• **Request**:
Repeat, exactly and in full, the lines of the listing below, but without any pictures.

• **Records for this exercise**:

··········

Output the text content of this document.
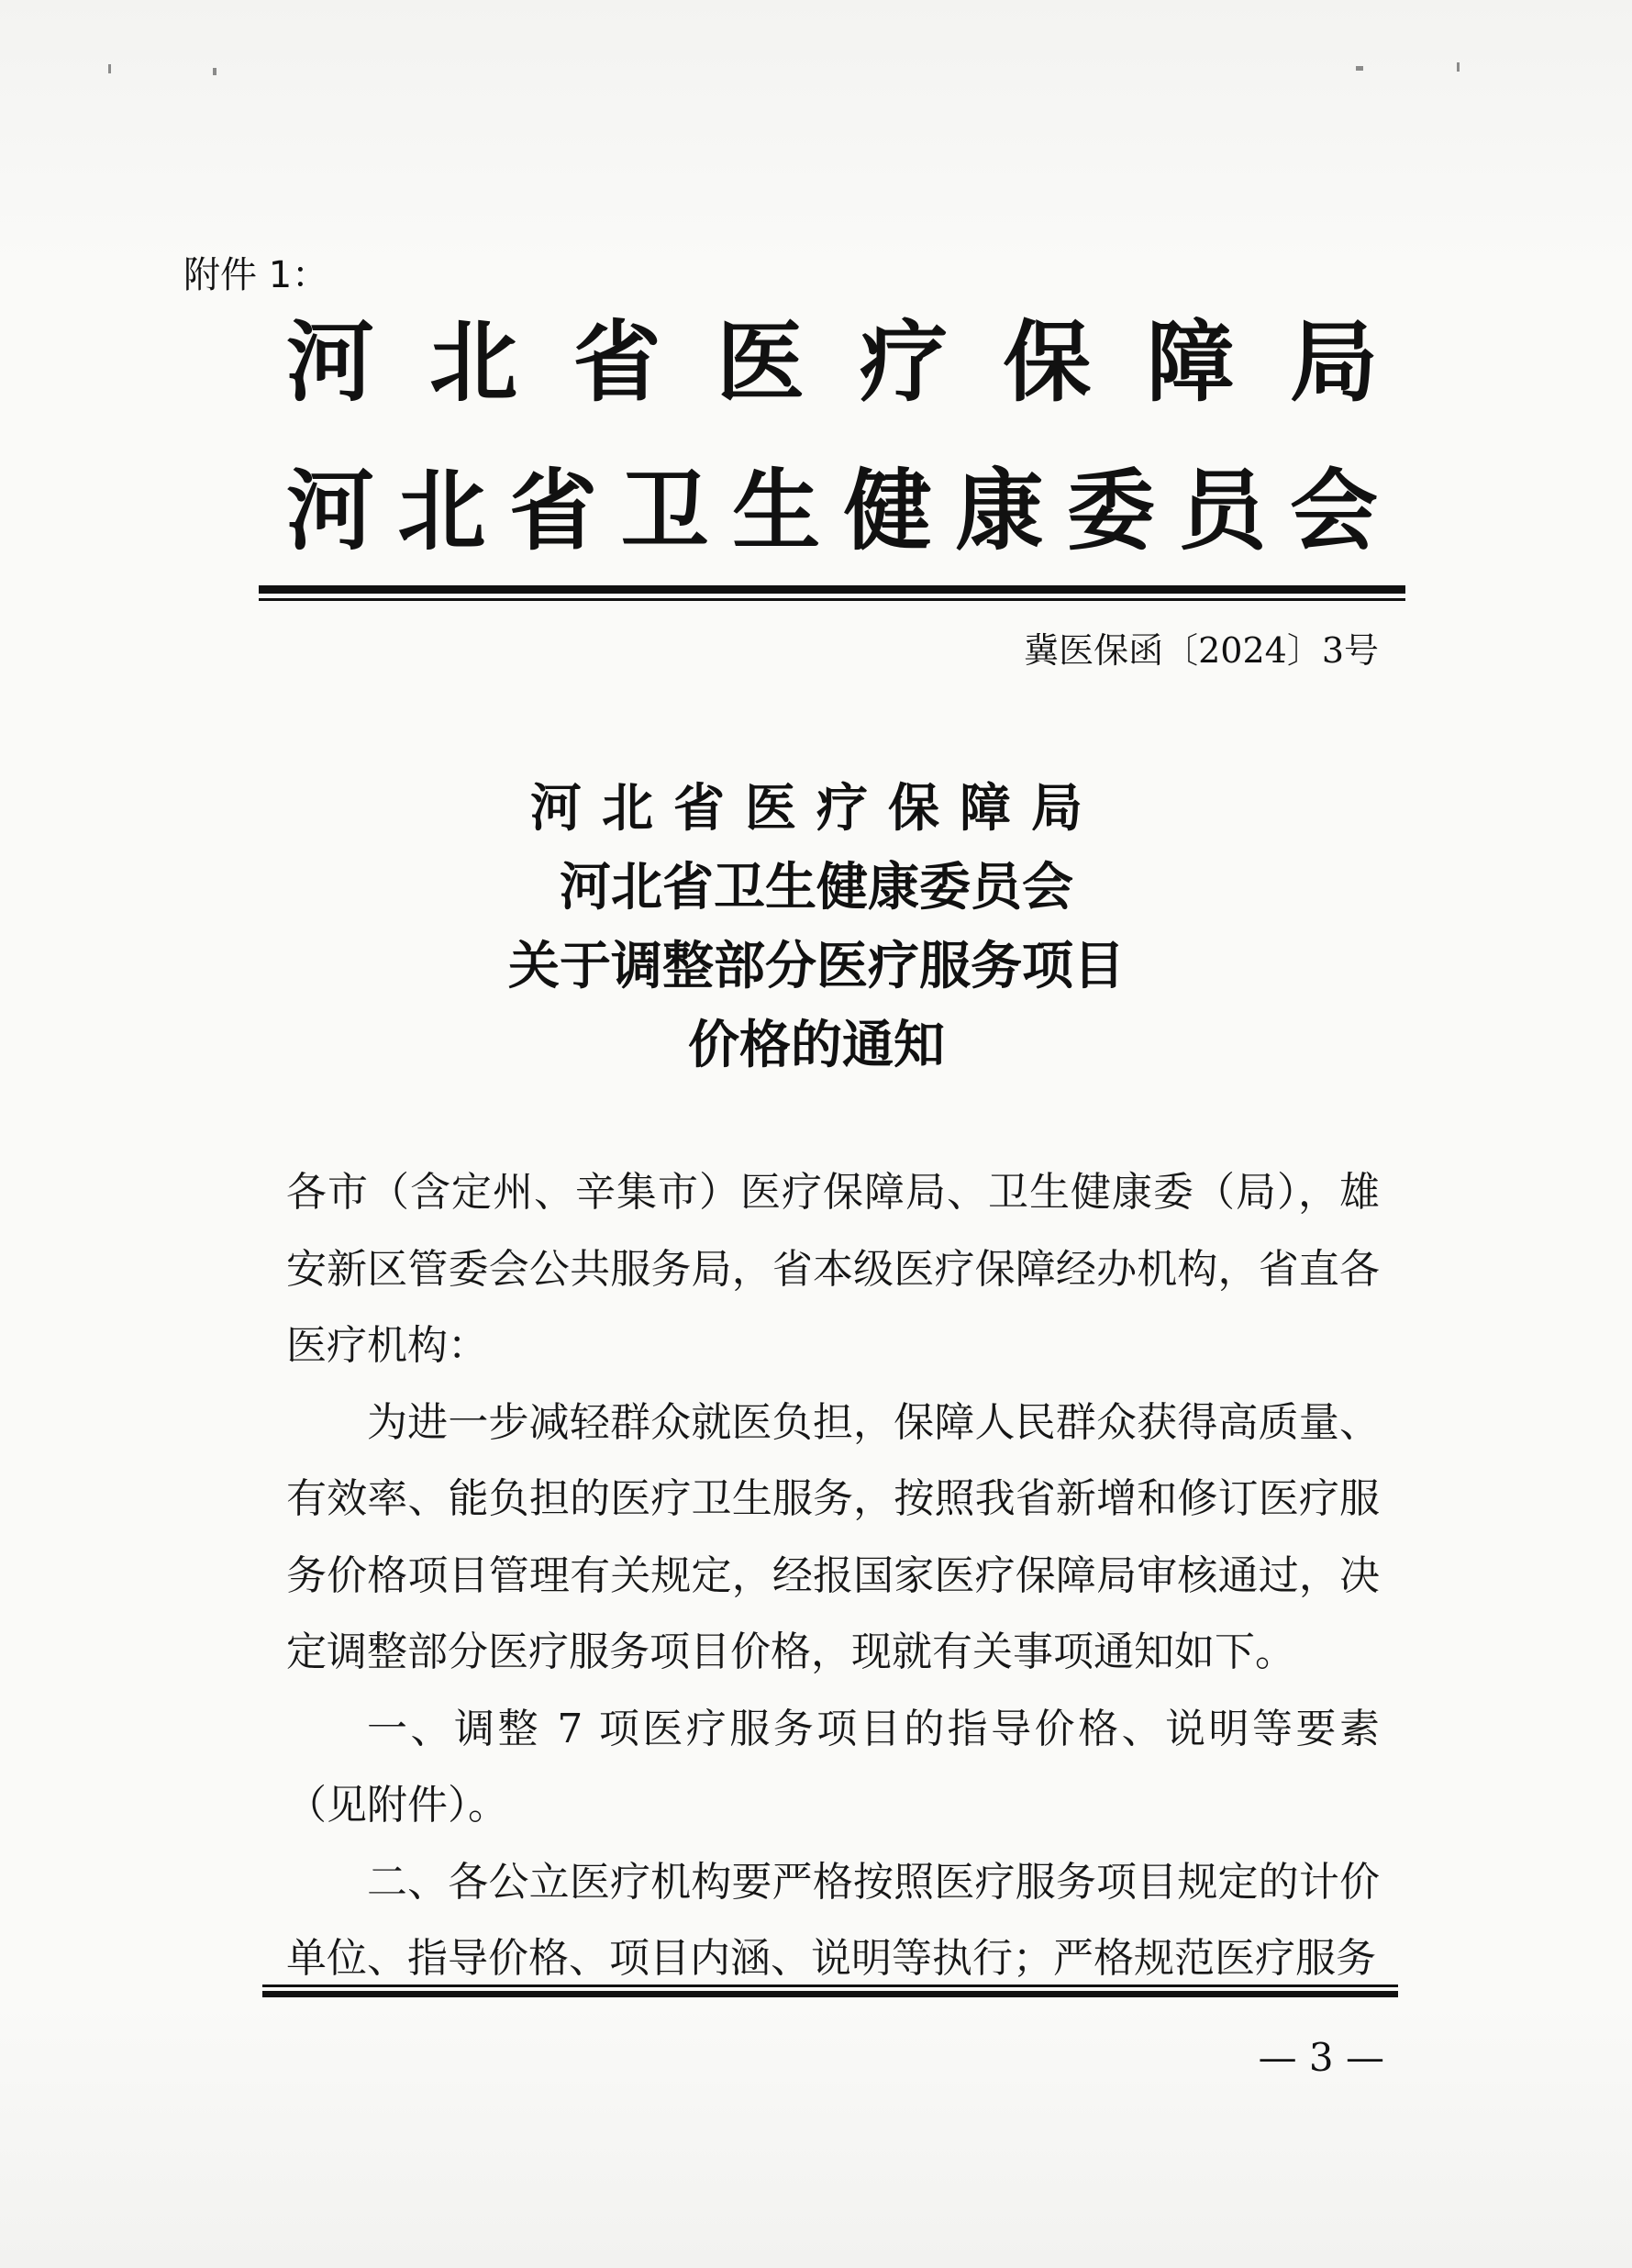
附件 1：
河北省医疗保障局
河北省卫生健康委员会
冀医保函〔2024〕3号
河北省医疗保障局
河北省卫生健康委员会
关于调整部分医疗服务项目
价格的通知

各市（含定州、辛集市）医疗保障局、卫生健康委（局），雄安新区管委会公共服务局，省本级医疗保障经办机构，省直各医疗机构：

为进一步减轻群众就医负担，保障人民群众获得高质量、有效率、能负担的医疗卫生服务，按照我省新增和修订医疗服务价格项目管理有关规定，经报国家医疗保障局审核通过，决定调整部分医疗服务项目价格，现就有关事项通知如下。

一、调整 7 项医疗服务项目的指导价格、说明等要素（见附件）。

二、各公立医疗机构要严格按照医疗服务项目规定的计价单位、指导价格、项目内涵、说明等执行；严格规范医疗服务

— 3 —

··········

• **Task output**:
Output the text content of this document.
附件 1：
河北省医疗保障局
河北省卫生健康委员会
冀医保函〔2024〕3号
河北省医疗保障局
河北省卫生健康委员会
关于调整部分医疗服务项目
价格的通知

各市（含定州、辛集市）医疗保障局、卫生健康委（局），雄安新区管委会公共服务局，省本级医疗保障经办机构，省直各医疗机构：

为进一步减轻群众就医负担，保障人民群众获得高质量、有效率、能负担的医疗卫生服务，按照我省新增和修订医疗服务价格项目管理有关规定，经报国家医疗保障局审核通过，决定调整部分医疗服务项目价格，现就有关事项通知如下。

一、调整 7 项医疗服务项目的指导价格、说明等要素（见附件）。

二、各公立医疗机构要严格按照医疗服务项目规定的计价单位、指导价格、项目内涵、说明等执行；严格规范医疗服务

— 3 —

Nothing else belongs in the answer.